### SET PROBLEM
Repeat all of the material exactly as given.

### EXERCISE MATERIAL
────

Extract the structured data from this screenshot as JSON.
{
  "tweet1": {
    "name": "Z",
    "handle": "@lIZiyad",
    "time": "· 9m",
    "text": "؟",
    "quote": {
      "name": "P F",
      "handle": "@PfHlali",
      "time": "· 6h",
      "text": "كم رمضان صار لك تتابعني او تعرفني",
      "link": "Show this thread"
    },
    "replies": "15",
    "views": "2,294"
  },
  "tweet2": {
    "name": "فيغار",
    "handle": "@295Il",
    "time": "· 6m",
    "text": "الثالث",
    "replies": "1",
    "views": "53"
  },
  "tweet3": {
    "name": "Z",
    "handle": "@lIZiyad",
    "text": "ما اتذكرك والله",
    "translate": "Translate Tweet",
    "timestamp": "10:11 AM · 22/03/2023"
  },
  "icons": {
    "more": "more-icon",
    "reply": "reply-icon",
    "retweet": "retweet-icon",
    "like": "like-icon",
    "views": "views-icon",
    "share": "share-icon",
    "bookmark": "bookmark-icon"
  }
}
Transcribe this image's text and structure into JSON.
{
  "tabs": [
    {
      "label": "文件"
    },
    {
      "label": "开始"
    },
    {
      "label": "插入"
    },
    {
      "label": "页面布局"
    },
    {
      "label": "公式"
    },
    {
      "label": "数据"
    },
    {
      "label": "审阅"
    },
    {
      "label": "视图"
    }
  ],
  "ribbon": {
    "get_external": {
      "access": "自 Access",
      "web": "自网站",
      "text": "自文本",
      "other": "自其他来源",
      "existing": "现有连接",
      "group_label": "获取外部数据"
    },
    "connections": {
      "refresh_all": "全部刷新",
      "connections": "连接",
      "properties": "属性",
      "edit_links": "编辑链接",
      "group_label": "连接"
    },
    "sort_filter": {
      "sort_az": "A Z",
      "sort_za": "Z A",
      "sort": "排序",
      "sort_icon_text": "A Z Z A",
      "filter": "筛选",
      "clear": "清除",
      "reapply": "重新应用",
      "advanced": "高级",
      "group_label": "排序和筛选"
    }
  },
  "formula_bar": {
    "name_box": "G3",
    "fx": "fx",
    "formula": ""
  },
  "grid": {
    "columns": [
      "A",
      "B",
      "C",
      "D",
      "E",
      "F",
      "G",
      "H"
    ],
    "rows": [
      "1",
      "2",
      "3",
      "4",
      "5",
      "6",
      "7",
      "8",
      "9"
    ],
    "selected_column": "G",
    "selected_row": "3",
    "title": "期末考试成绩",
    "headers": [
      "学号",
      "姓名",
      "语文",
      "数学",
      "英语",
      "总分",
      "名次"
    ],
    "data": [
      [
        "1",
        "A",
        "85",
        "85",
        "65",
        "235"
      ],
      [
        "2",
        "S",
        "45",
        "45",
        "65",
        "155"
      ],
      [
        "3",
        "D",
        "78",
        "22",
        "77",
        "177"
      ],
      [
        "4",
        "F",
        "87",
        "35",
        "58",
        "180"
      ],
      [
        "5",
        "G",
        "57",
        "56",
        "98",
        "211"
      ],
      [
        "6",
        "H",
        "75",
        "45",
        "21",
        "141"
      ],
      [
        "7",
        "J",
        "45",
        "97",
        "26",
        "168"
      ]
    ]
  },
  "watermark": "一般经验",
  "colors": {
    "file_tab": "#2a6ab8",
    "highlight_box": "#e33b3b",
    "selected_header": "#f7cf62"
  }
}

────

### EXERCISE ANSWER
Extract the structured data from this screenshot as JSON.
{
  "tweet1": {
    "name": "Z",
    "handle": "@lIZiyad",
    "time": "· 9m",
    "text": "؟",
    "quote": {
      "name": "P F",
      "handle": "@PfHlali",
      "time": "· 6h",
      "text": "كم رمضان صار لك تتابعني او تعرفني",
      "link": "Show this thread"
    },
    "replies": "15",
    "views": "2,294"
  },
  "tweet2": {
    "name": "فيغار",
    "handle": "@295Il",
    "time": "· 6m",
    "text": "الثالث",
    "replies": "1",
    "views": "53"
  },
  "tweet3": {
    "name": "Z",
    "handle": "@lIZiyad",
    "text": "ما اتذكرك والله",
    "translate": "Translate Tweet",
    "timestamp": "10:11 AM · 22/03/2023"
  },
  "icons": {
    "more": "more-icon",
    "reply": "reply-icon",
    "retweet": "retweet-icon",
    "like": "like-icon",
    "views": "views-icon",
    "share": "share-icon",
    "bookmark": "bookmark-icon"
  }
}
Transcribe this image's text and structure into JSON.
{
  "tabs": [
    {
      "label": "文件"
    },
    {
      "label": "开始"
    },
    {
      "label": "插入"
    },
    {
      "label": "页面布局"
    },
    {
      "label": "公式"
    },
    {
      "label": "数据"
    },
    {
      "label": "审阅"
    },
    {
      "label": "视图"
    }
  ],
  "ribbon": {
    "get_external": {
      "access": "自 Access",
      "web": "自网站",
      "text": "自文本",
      "other": "自其他来源",
      "existing": "现有连接",
      "group_label": "获取外部数据"
    },
    "connections": {
      "refresh_all": "全部刷新",
      "connections": "连接",
      "properties": "属性",
      "edit_links": "编辑链接",
      "group_label": "连接"
    },
    "sort_filter": {
      "sort_az": "A Z",
      "sort_za": "Z A",
      "sort": "排序",
      "sort_icon_text": "A Z Z A",
      "filter": "筛选",
      "clear": "清除",
      "reapply": "重新应用",
      "advanced": "高级",
      "group_label": "排序和筛选"
    }
  },
  "formula_bar": {
    "name_box": "G3",
    "fx": "fx",
    "formula": ""
  },
  "grid": {
    "columns": [
      "A",
      "B",
      "C",
      "D",
      "E",
      "F",
      "G",
      "H"
    ],
    "rows": [
      "1",
      "2",
      "3",
      "4",
      "5",
      "6",
      "7",
      "8",
      "9"
    ],
    "selected_column": "G",
    "selected_row": "3",
    "title": "期末考试成绩",
    "headers": [
      "学号",
      "姓名",
      "语文",
      "数学",
      "英语",
      "总分",
      "名次"
    ],
    "data": [
      [
        "1",
        "A",
        "85",
        "85",
        "65",
        "235"
      ],
      [
        "2",
        "S",
        "45",
        "45",
        "65",
        "155"
      ],
      [
        "3",
        "D",
        "78",
        "22",
        "77",
        "177"
      ],
      [
        "4",
        "F",
        "87",
        "35",
        "58",
        "180"
      ],
      [
        "5",
        "G",
        "57",
        "56",
        "98",
        "211"
      ],
      [
        "6",
        "H",
        "75",
        "45",
        "21",
        "141"
      ],
      [
        "7",
        "J",
        "45",
        "97",
        "26",
        "168"
      ]
    ]
  },
  "watermark": "一般经验",
  "colors": {
    "file_tab": "#2a6ab8",
    "highlight_box": "#e33b3b",
    "selected_header": "#f7cf62"
  }
}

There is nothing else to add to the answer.